Task to complete:
Lines containing the string "background" are to be counted; report the total by itself.

────

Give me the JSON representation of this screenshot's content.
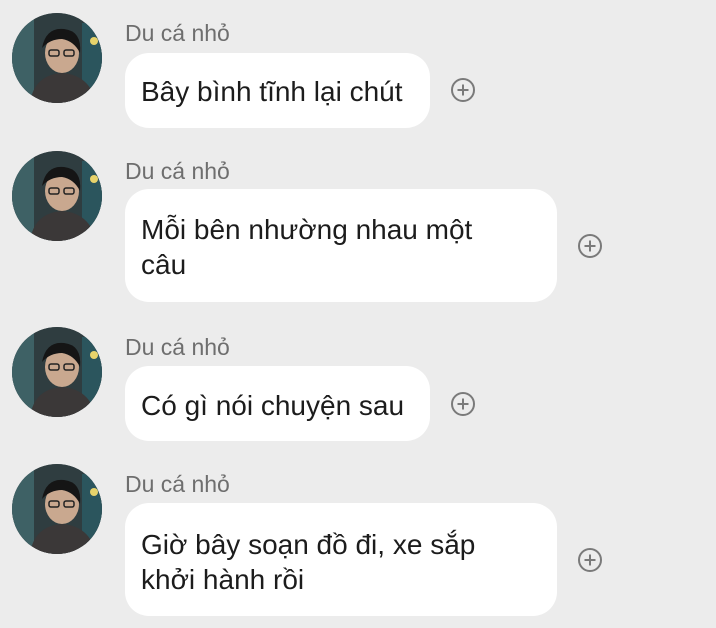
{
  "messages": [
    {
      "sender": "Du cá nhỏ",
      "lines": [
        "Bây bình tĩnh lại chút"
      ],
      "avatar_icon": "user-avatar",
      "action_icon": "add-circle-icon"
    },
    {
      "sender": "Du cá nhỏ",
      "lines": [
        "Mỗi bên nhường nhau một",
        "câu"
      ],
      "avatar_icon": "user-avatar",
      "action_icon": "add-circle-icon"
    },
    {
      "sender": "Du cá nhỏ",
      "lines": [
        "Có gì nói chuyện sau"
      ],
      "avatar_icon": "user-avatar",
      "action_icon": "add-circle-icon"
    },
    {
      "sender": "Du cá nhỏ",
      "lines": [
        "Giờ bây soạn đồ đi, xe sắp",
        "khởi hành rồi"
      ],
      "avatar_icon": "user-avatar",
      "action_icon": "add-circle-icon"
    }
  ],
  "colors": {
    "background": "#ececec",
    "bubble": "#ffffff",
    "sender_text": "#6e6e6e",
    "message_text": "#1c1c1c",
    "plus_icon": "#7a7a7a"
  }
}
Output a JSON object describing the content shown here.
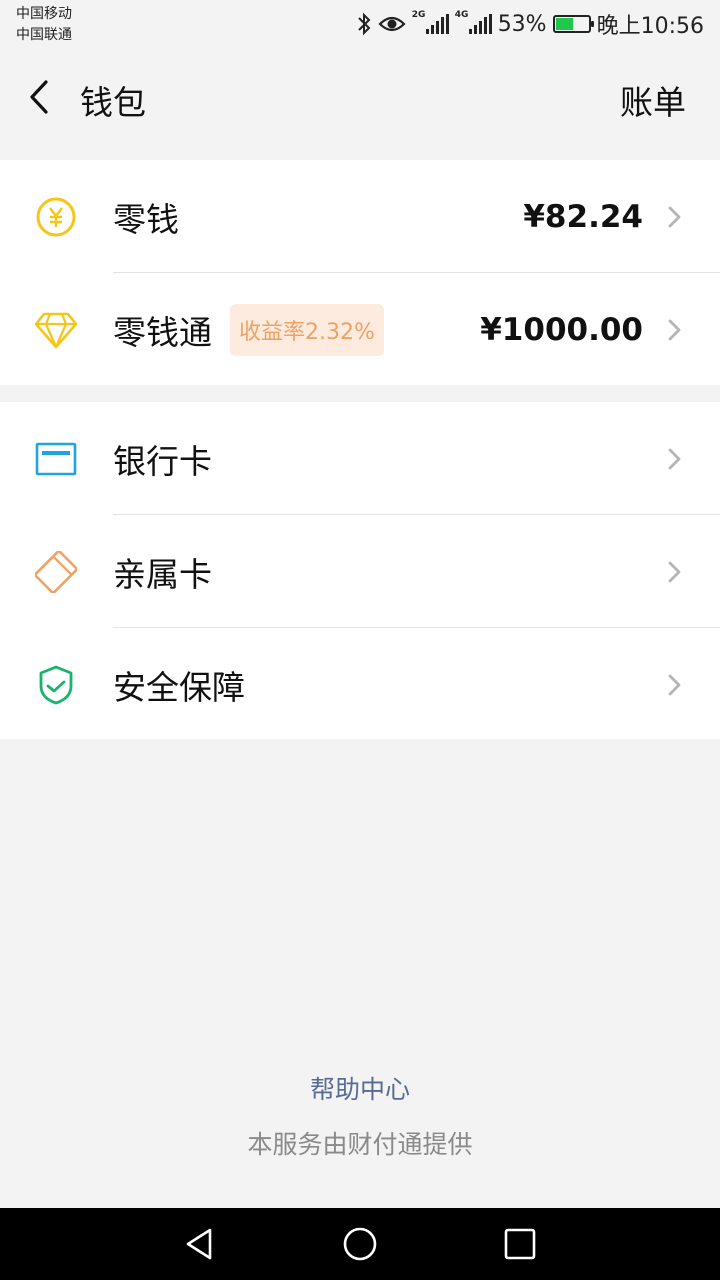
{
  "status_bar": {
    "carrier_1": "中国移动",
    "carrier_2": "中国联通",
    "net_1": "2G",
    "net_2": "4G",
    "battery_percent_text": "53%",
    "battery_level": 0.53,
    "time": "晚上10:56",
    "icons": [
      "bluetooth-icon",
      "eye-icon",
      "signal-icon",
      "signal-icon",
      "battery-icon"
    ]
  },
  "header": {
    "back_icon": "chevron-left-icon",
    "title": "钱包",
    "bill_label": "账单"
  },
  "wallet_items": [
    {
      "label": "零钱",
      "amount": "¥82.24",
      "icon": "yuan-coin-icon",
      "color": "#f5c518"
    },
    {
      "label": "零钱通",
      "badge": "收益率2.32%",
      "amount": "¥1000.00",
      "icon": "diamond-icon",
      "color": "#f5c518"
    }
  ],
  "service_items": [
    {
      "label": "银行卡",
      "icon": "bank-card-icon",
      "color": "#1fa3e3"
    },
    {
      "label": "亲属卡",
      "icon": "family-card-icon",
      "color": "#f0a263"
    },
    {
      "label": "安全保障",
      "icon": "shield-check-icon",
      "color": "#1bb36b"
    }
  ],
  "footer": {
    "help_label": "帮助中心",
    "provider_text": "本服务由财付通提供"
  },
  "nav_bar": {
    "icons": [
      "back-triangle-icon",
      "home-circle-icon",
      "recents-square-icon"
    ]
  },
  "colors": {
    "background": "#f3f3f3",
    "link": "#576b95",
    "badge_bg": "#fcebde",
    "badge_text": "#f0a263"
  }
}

────

Exercise solution:
2